__JOB__
Copy out each line that has "民事调解协议书" in it.

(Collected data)
○ ○ ○ ○
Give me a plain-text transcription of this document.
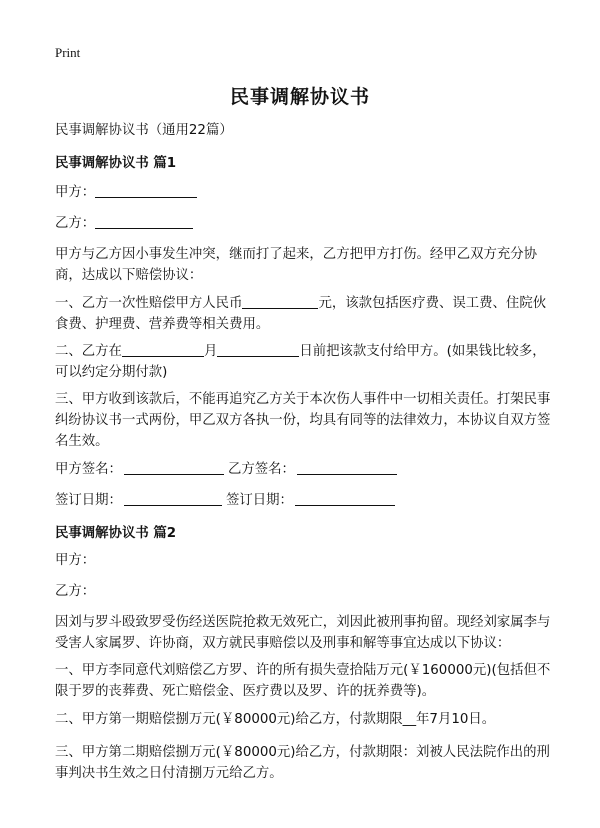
Print
民事调解协议书
民事调解协议书（通用22篇）
民事调解协议书 篇1
甲方：
乙方：
甲方与乙方因小事发生冲突，继而打了起来，乙方把甲方打伤。经甲乙双方充分协商，达成以下赔偿协议：
一、乙方一次性赔偿甲方人民币	元，该款包括医疗费、误工费、住院伙食费、护理费、营养费等相关费用。
二、乙方在	月	日前把该款支付给甲方。(如果钱比较多，可以约定分期付款)
三、甲方收到该款后，不能再追究乙方关于本次伤人事件中一切相关责任。打架民事纠纷协议书一式两份，甲乙双方各执一份，均具有同等的法律效力，本协议自双方签名生效。
甲方签名：	乙方签名：
签订日期：	签订日期：
民事调解协议书 篇2
甲方：
乙方：
因刘与罗斗殴致罗受伤经送医院抢救无效死亡，刘因此被刑事拘留。现经刘家属李与受害人家属罗、许协商，双方就民事赔偿以及刑事和解等事宜达成以下协议：
一、甲方李同意代刘赔偿乙方罗、许的所有损失壹拾陆万元(￥160000元)(包括但不限于罗的丧葬费、死亡赔偿金、医疗费以及罗、许的抚养费等)。
二、甲方第一期赔偿捌万元(￥80000元)给乙方，付款期限__年7月10日。
三、甲方第二期赔偿捌万元(￥80000元)给乙方，付款期限：刘被人民法院作出的刑事判决书生效之日付清捌万元给乙方。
○ ○ ○ ○
__EXERCISE RESULT__
民事调解协议书
民事调解协议书（通用22篇）
民事调解协议书 篇1
民事调解协议书 篇2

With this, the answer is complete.